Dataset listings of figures

[BEGIN]

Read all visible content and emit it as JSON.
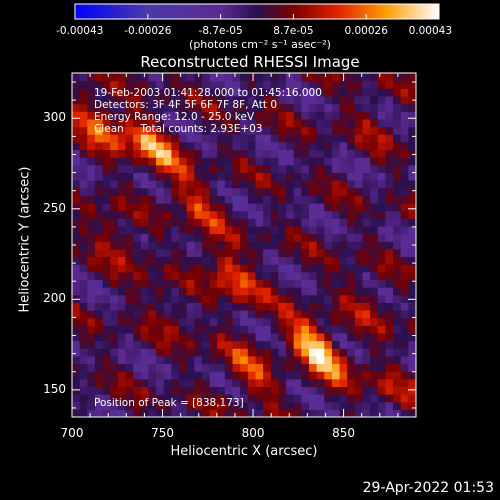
{
  "chart_data": {
    "type": "heatmap",
    "title": "Reconstructed RHESSI Image",
    "xlabel": "Heliocentric X (arcsec)",
    "ylabel": "Heliocentric Y (arcsec)",
    "xlim": [
      700,
      890
    ],
    "ylim": [
      135,
      325
    ],
    "xticks": [
      700,
      750,
      800,
      850
    ],
    "yticks": [
      150,
      200,
      250,
      300
    ],
    "colorbar": {
      "ticks": [
        "-0.00043",
        "-0.00026",
        "-8.7e-05",
        "8.7e-05",
        "0.00026",
        "0.00043"
      ],
      "unit": "(photons cm⁻² s⁻¹ asec⁻²)",
      "range": [
        -0.00043,
        0.00043
      ]
    },
    "annotations": {
      "time_range": "19-Feb-2003 01:41:28.000 to 01:45:16.000",
      "detectors": "Detectors: 3F 4F 5F 6F 7F 8F, Att 0",
      "energy": "Energy Range: 12.0 - 25.0 keV",
      "method": "Clean     Total counts: 2.93E+03",
      "peak": "Position of Peak = [838,173]"
    },
    "sources": [
      {
        "x": 838,
        "y": 173,
        "value": 0.00043
      },
      {
        "x": 745,
        "y": 288,
        "value": 0.0003
      },
      {
        "x": 715,
        "y": 300,
        "value": 0.00026
      },
      {
        "x": 790,
        "y": 215,
        "value": 0.00025
      },
      {
        "x": 770,
        "y": 255,
        "value": 0.00018
      },
      {
        "x": 725,
        "y": 235,
        "value": 0.00015
      },
      {
        "x": 800,
        "y": 160,
        "value": 0.0002
      },
      {
        "x": 865,
        "y": 200,
        "value": 0.00012
      },
      {
        "x": 755,
        "y": 195,
        "value": 0.0001
      },
      {
        "x": 870,
        "y": 300,
        "value": 8e-05
      },
      {
        "x": 880,
        "y": 150,
        "value": 0.0001
      }
    ],
    "grid": false
  },
  "timestamp": "29-Apr-2022 01:53"
}
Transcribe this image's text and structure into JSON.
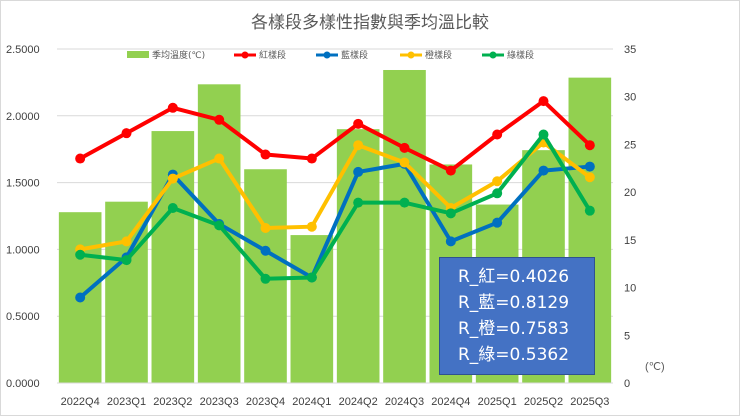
{
  "chart_data": {
    "type": "bar+line",
    "title": "各樣段多樣性指數與季均溫比較",
    "categories": [
      "2022Q4",
      "2023Q1",
      "2023Q2",
      "2023Q3",
      "2023Q4",
      "2024Q1",
      "2024Q2",
      "2024Q3",
      "2024Q4",
      "2025Q1",
      "2025Q2",
      "2025Q3"
    ],
    "left_axis": {
      "ylim": [
        0,
        2.5
      ],
      "ticks": [
        "0.0000",
        "0.5000",
        "1.0000",
        "1.5000",
        "2.0000",
        "2.5000"
      ]
    },
    "right_axis": {
      "ylim": [
        0,
        35
      ],
      "ticks": [
        "0",
        "5",
        "10",
        "15",
        "20",
        "25",
        "30",
        "35"
      ],
      "label": "(℃)"
    },
    "bar_series": {
      "name": "季均溫度(℃)",
      "color": "#92d050",
      "axis": "right",
      "values": [
        17.9,
        19.0,
        26.4,
        31.3,
        22.4,
        15.5,
        26.6,
        32.8,
        22.9,
        18.7,
        24.4,
        32.0
      ]
    },
    "series": [
      {
        "name": "紅樣段",
        "color": "#ff0000",
        "axis": "left",
        "values": [
          1.68,
          1.87,
          2.06,
          1.97,
          1.71,
          1.68,
          1.94,
          1.76,
          1.59,
          1.86,
          2.11,
          1.78
        ]
      },
      {
        "name": "藍樣段",
        "color": "#0070c0",
        "axis": "left",
        "values": [
          0.64,
          0.94,
          1.56,
          1.19,
          0.99,
          0.79,
          1.58,
          1.64,
          1.06,
          1.2,
          1.59,
          1.62
        ]
      },
      {
        "name": "橙樣段",
        "color": "#ffc000",
        "axis": "left",
        "values": [
          1.0,
          1.06,
          1.53,
          1.68,
          1.16,
          1.17,
          1.78,
          1.65,
          1.31,
          1.51,
          1.8,
          1.54
        ]
      },
      {
        "name": "綠樣段",
        "color": "#00b050",
        "axis": "left",
        "values": [
          0.96,
          0.92,
          1.31,
          1.18,
          0.78,
          0.79,
          1.35,
          1.35,
          1.27,
          1.42,
          1.86,
          1.29
        ]
      }
    ],
    "legend_position": "top",
    "grid": true,
    "annotation": [
      "R_紅=0.4026",
      "R_藍=0.8129",
      "R_橙=0.7583",
      "R_綠=0.5362"
    ]
  }
}
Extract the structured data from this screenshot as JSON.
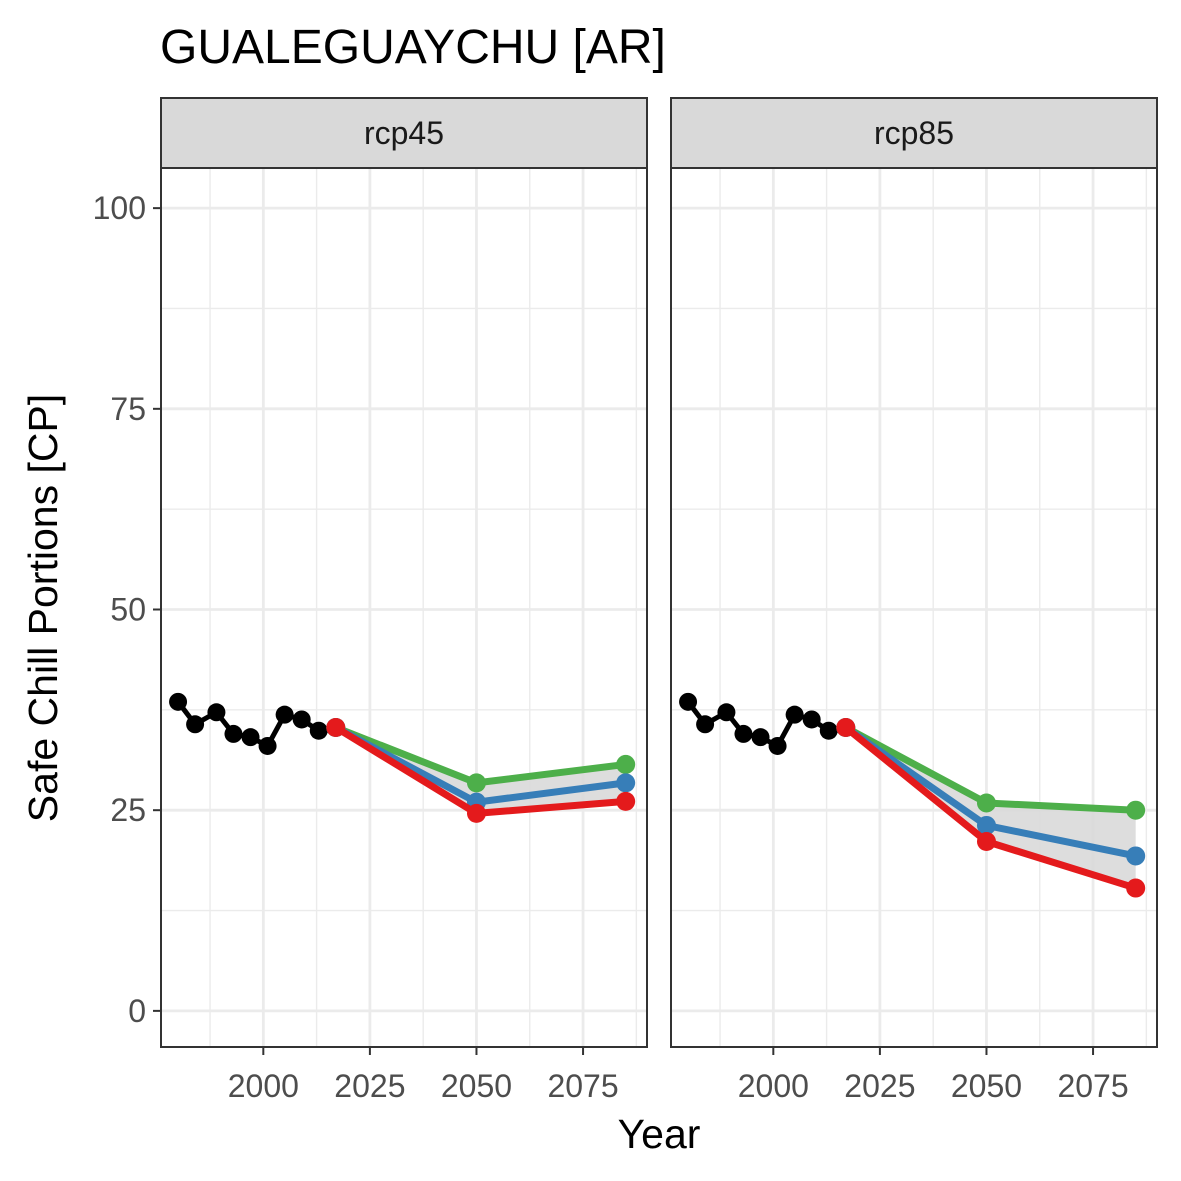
{
  "chart_data": {
    "type": "line",
    "title": "GUALEGUAYCHU [AR]",
    "xlabel": "Year",
    "ylabel": "Safe Chill Portions [CP]",
    "xlim": [
      1976,
      2090
    ],
    "ylim": [
      -4.5,
      105
    ],
    "x_ticks": [
      2000,
      2025,
      2050,
      2075
    ],
    "y_ticks": [
      0,
      25,
      50,
      75,
      100
    ],
    "grid": true,
    "legend": "none",
    "colors": {
      "historic": "#000000",
      "optimistic": "#4daf4a",
      "median": "#377eb8",
      "pessimistic": "#e41a1c",
      "ribbon": "#d9d9d9"
    },
    "panels": [
      {
        "label": "rcp45",
        "historic": {
          "x": [
            1980,
            1984,
            1989,
            1993,
            1997,
            2001,
            2005,
            2009,
            2013,
            2017
          ],
          "y": [
            38.5,
            35.7,
            37.2,
            34.5,
            34.1,
            33.0,
            36.9,
            36.3,
            34.9,
            35.3
          ]
        },
        "future": {
          "x": [
            2017,
            2050,
            2085
          ],
          "optimistic": [
            35.3,
            28.4,
            30.7
          ],
          "median": [
            35.3,
            26.0,
            28.4
          ],
          "pessimistic": [
            35.3,
            24.6,
            26.1
          ]
        }
      },
      {
        "label": "rcp85",
        "historic": {
          "x": [
            1980,
            1984,
            1989,
            1993,
            1997,
            2001,
            2005,
            2009,
            2013,
            2017
          ],
          "y": [
            38.5,
            35.7,
            37.2,
            34.5,
            34.1,
            33.0,
            36.9,
            36.3,
            34.9,
            35.3
          ]
        },
        "future": {
          "x": [
            2017,
            2050,
            2085
          ],
          "optimistic": [
            35.3,
            25.9,
            25.0
          ],
          "median": [
            35.3,
            23.1,
            19.3
          ],
          "pessimistic": [
            35.3,
            21.1,
            15.3
          ]
        }
      }
    ]
  }
}
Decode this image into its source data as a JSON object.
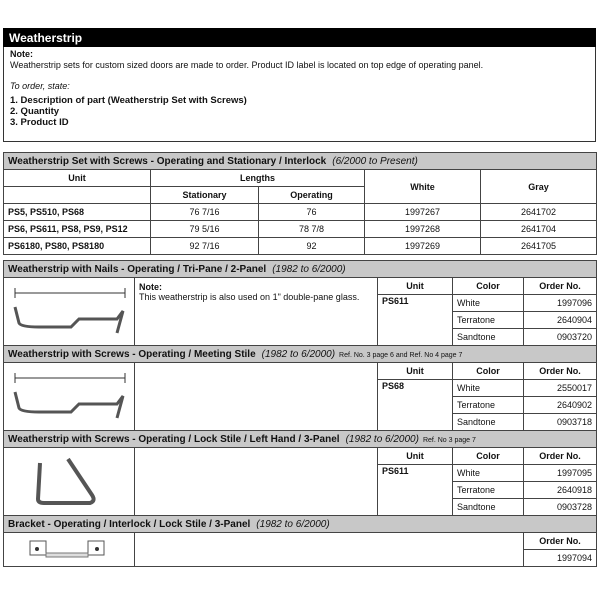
{
  "title": "Weatherstrip",
  "note": {
    "heading": "Note:",
    "text": "Weatherstrip sets for custom sized doors are made to order. Product ID label is located on top edge of operating panel.",
    "order_intro": "To order, state:",
    "items": [
      "1.  Description of part (Weatherstrip Set with Screws)",
      "2.  Quantity",
      "3.  Product ID"
    ]
  },
  "set": {
    "title": "Weatherstrip Set with Screws - Operating and Stationary / Interlock",
    "dates": "(6/2000 to Present)",
    "headers": {
      "unit": "Unit",
      "lengths": "Lengths",
      "stationary": "Stationary",
      "operating": "Operating",
      "white": "White",
      "gray": "Gray"
    },
    "rows": [
      {
        "unit": "PS5, PS510, PS68",
        "stationary": "76 7/16",
        "operating": "76",
        "white": "1997267",
        "gray": "2641702"
      },
      {
        "unit": "PS6, PS611, PS8, PS9, PS12",
        "stationary": "79 5/16",
        "operating": "78 7/8",
        "white": "1997268",
        "gray": "2641704"
      },
      {
        "unit": "PS6180, PS80, PS8180",
        "stationary": "92 7/16",
        "operating": "92",
        "white": "1997269",
        "gray": "2641705"
      }
    ]
  },
  "headers": {
    "unit": "Unit",
    "color": "Color",
    "order": "Order No."
  },
  "sections": [
    {
      "title": "Weatherstrip with Nails - Operating / Tri-Pane / 2-Panel",
      "dates": "(1982 to 6/2000)",
      "ref": "",
      "note_heading": "Note:",
      "note": "This weatherstrip is also used on 1\" double-pane glass.",
      "unit": "PS611",
      "rows": [
        {
          "color": "White",
          "order": "1997096"
        },
        {
          "color": "Terratone",
          "order": "2640904"
        },
        {
          "color": "Sandtone",
          "order": "0903720"
        }
      ]
    },
    {
      "title": "Weatherstrip with Screws - Operating / Meeting Stile",
      "dates": "(1982 to 6/2000)",
      "ref": "Ref. No. 3 page 6 and Ref. No 4 page 7",
      "unit": "PS68",
      "rows": [
        {
          "color": "White",
          "order": "2550017"
        },
        {
          "color": "Terratone",
          "order": "2640902"
        },
        {
          "color": "Sandtone",
          "order": "0903718"
        }
      ]
    },
    {
      "title": "Weatherstrip with Screws - Operating / Lock Stile / Left Hand / 3-Panel",
      "dates": "(1982 to 6/2000)",
      "ref": "Ref. No 3 page 7",
      "unit": "PS611",
      "rows": [
        {
          "color": "White",
          "order": "1997095"
        },
        {
          "color": "Terratone",
          "order": "2640918"
        },
        {
          "color": "Sandtone",
          "order": "0903728"
        }
      ]
    }
  ],
  "bracket": {
    "title": "Bracket - Operating / Interlock / Lock Stile / 3-Panel",
    "dates": "(1982 to 6/2000)",
    "order": "1997094"
  }
}
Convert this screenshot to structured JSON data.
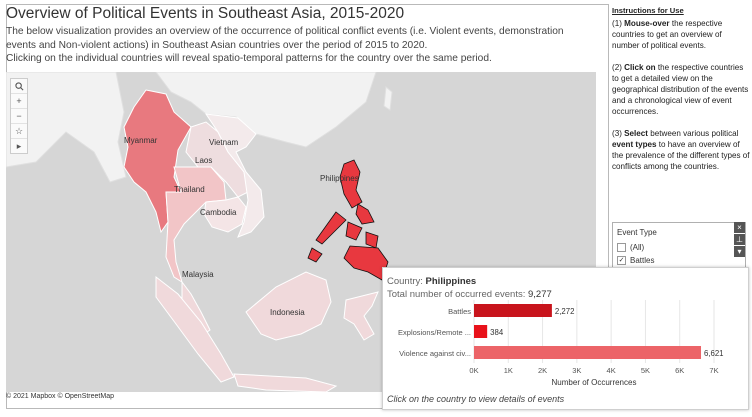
{
  "header": {
    "title": "Overview of Political Events in Southeast Asia, 2015-2020",
    "desc_line1": "The below visualization provides an overview of the occurrence of political conflict events (i.e. Violent events, demonstration",
    "desc_line2": "events and Non-violent actions) in Southeast Asian countries over the period of 2015 to 2020.",
    "desc_line3": "Clicking on the individual countries will reveal spatio-temporal patterns for the country  over the same period."
  },
  "map": {
    "attribution": "© 2021 Mapbox © OpenStreetMap",
    "labels": {
      "myanmar": "Myanmar",
      "laos": "Laos",
      "vietnam": "Vietnam",
      "thailand": "Thailand",
      "cambodia": "Cambodia",
      "philippines": "Philippines",
      "malaysia": "Malaysia",
      "indonesia": "Indonesia"
    },
    "toolbar": [
      "search-icon",
      "zoom-in-icon",
      "zoom-out-icon",
      "pin-icon",
      "expand-icon"
    ],
    "colors": {
      "water": "#d6d6d6",
      "land": "#f2f2f2",
      "myanmar": "#e8797f",
      "thailand": "#f2c5c7",
      "laos": "#eedddf",
      "vietnam": "#f3eaeb",
      "cambodia": "#f4e5e6",
      "philippines": "#e8383f",
      "malaysia": "#f0d9db",
      "indonesia": "#f0d9db"
    }
  },
  "instructions": {
    "heading": "Instructions for Use",
    "s1_num": "(1) ",
    "s1_bold": "Mouse-over",
    "s1_text": " the respective countries to get an overview of number of political events.",
    "s2_num": "(2) ",
    "s2_bold": "Click on",
    "s2_text": " the respective countries to get a detailed view on the geographical distribution of the events and a chronological view of event occurrences.",
    "s3_num": "(3) ",
    "s3_bold": "Select",
    "s3_mid": " between various political ",
    "s3_bold2": "event types",
    "s3_text": " to have an overview of the prevalence of the different types of conflicts among the countries."
  },
  "filter": {
    "heading": "Event Type",
    "options": [
      {
        "label": "(All)",
        "checked": false
      },
      {
        "label": "Battles",
        "checked": true
      }
    ]
  },
  "tooltip": {
    "country_label": "Country: ",
    "country_value": "Philippines",
    "total_label": "Total number of occurred events: ",
    "total_value": "9,277",
    "footer": "Click  on the country to view details of events"
  },
  "chart_data": {
    "type": "bar",
    "orientation": "horizontal",
    "categories": [
      "Battles",
      "Explosions/Remote ...",
      "Violence against civ..."
    ],
    "values": [
      2272,
      384,
      6621
    ],
    "value_labels": [
      "2,272",
      "384",
      "6,621"
    ],
    "colors": [
      "#c8141c",
      "#e8111a",
      "#ec6468"
    ],
    "xlabel": "Number of Occurrences",
    "xlim": [
      0,
      7000
    ],
    "xticks": [
      "0K",
      "1K",
      "2K",
      "3K",
      "4K",
      "5K",
      "6K",
      "7K"
    ],
    "grid": true
  }
}
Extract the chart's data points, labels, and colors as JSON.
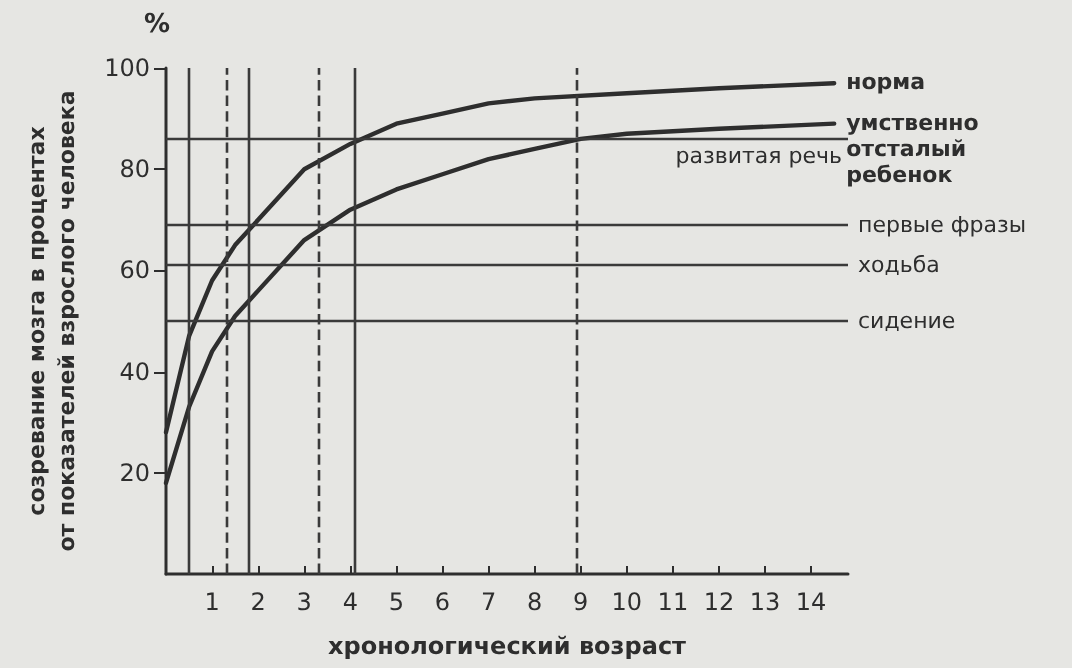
{
  "chart_data": {
    "type": "line",
    "xlabel": "хронологический возраст",
    "ylabel": "созревание мозга в процентах\nот показателей взрослого человека",
    "annotations": [
      "%"
    ],
    "xlim": [
      0,
      14.8
    ],
    "xticks": [
      1,
      2,
      3,
      4,
      5,
      6,
      7,
      8,
      9,
      10,
      11,
      12,
      13,
      14
    ],
    "ylim": [
      0,
      100
    ],
    "yticks": [
      20,
      40,
      60,
      80,
      100
    ],
    "grid": false,
    "legend": false,
    "marker": "none",
    "line_style": "solid",
    "series": [
      {
        "name": "норма",
        "color": "#2e2e2e",
        "x": [
          0,
          0.5,
          1,
          1.5,
          2,
          3,
          4,
          5,
          6,
          7,
          8,
          10,
          12,
          14.5
        ],
        "values": [
          28,
          47,
          58,
          65,
          70,
          80,
          85,
          89,
          91,
          93,
          94,
          95,
          96,
          97
        ]
      },
      {
        "name": "умственно отсталый ребенок",
        "color": "#2e2e2e",
        "x": [
          0,
          0.5,
          1,
          1.5,
          2,
          3,
          4,
          5,
          6,
          7,
          8,
          9,
          10,
          12,
          14.5
        ],
        "values": [
          18,
          33,
          44,
          51,
          56,
          66,
          72,
          76,
          79,
          82,
          84,
          86,
          87,
          88,
          89
        ]
      }
    ],
    "ref_lines": [
      {
        "axis": "y",
        "value": 86,
        "label": "развитая речь",
        "color": "#3a3a3a"
      },
      {
        "axis": "y",
        "value": 69,
        "label": "первые фразы",
        "color": "#3a3a3a"
      },
      {
        "axis": "y",
        "value": 61,
        "label": "ходьба",
        "color": "#3a3a3a"
      },
      {
        "axis": "y",
        "value": 50,
        "label": "сидение",
        "color": "#3a3a3a"
      },
      {
        "axis": "x",
        "value": 0.5,
        "color": "#3a3a3a",
        "line_style": "solid"
      },
      {
        "axis": "x",
        "value": 1.8,
        "color": "#3a3a3a",
        "line_style": "solid"
      },
      {
        "axis": "x",
        "value": 4.1,
        "color": "#3a3a3a",
        "line_style": "solid"
      },
      {
        "axis": "x",
        "value": 1.3,
        "color": "#3a3a3a",
        "line_style": "dashed"
      },
      {
        "axis": "x",
        "value": 3.3,
        "color": "#3a3a3a",
        "line_style": "dashed"
      },
      {
        "axis": "x",
        "value": 8.9,
        "color": "#3a3a3a",
        "line_style": "dashed"
      }
    ]
  }
}
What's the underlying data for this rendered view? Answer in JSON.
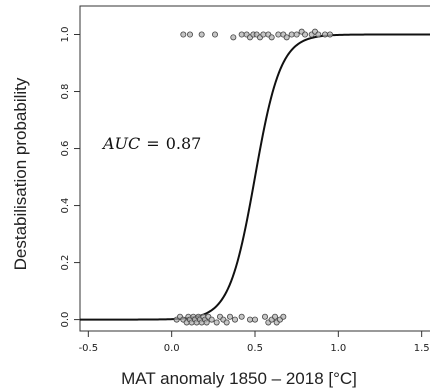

[END]

Copy every line that includes the string "Heliocentric" from the material above.

    "xlabel": "Heliocentric X (arcsec)",
    "ylabel": "Heliocentric Y (arcsec)",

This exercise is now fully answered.